• INSTRUCTION 1:
In the veggie garden soil text, what pH range do most garden vegetables do fine at?
• INSTRUCTION 2:
From the veggie garden soil text, pull out the exact passage that runs from "So then, any" to "and soil amendment.".
------ DOCUMENT EXTRACT
If you do have issues with the stuff, just add some compost, either the bagged stuff available just about anywhere or in bulk from Cedar Grove or your local bulk soil distributor. Compost is a perfectly adequate annual amendment for veggie gardens.

RE: Veggie Garden Dirt


RE: Veggie Garden Dirt

Basics: soil (or dirt, as you refer) is just a medium to grow plants in it: Original soil on planet Earth comes from worn stone and rock. Then composted vegetation is gradually mixed with it. This mixture is called TOP SOIL. The more organic contents, the better top soil.
Requiremens for garden soil are: To maintain adequate moisture. To have proper drainage.
So then, any soil can be amended by compost. Then you would need nutriets. Most composts have SOME nutrient but not enough. Then you have choices: (1) add commercial chemical fertilizers . (2) add thing like manures (Horse, cow, chicken.. etc) . Compost is environmentally friendly , plus it holds and releases fertilizer slowly . I am a compost advocate. Keep amending your gaarden soil regularly(about onve a year). Because compost decays an loses its effect. I also like composted horse manure , both as a fertilizer and soil amendment.
The other importan issue is THE SOIL PH. (acidity, alkalinity) MOST garden veggies would do fine at a Ph range of 5.8 to 7.2. (7 being nutral) . Herbs like generally nutral to alkaline soild. It is not a rocket science but as a gardener you will learn it as you go along.
------------
------ COLLECTED MATERIAL
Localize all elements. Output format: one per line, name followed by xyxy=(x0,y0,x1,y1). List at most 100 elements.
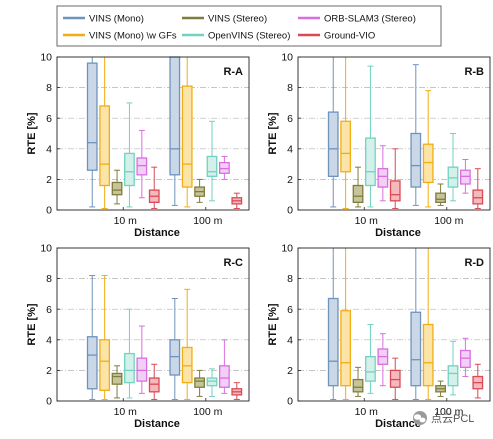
------------
• EXERCISE RESULT 1:
5.8 to 7.2

• EXERCISE RESULT 2:
So then, any soil can be amended by compost. Then you would need nutriets. Most composts have SOME nutrient but not enough. Then you have choices: (1) add commercial chemical fertilizers . (2) add thing like manures (Horse, cow, chicken.. etc) . Compost is environmentally friendly , plus it holds and releases fertilizer slowly . I am a compost advocate. Keep amending your gaarden soil regularly(about onve a year). Because compost decays an loses its effect. I also like composted horse manure , both as a fertilizer and soil amendment.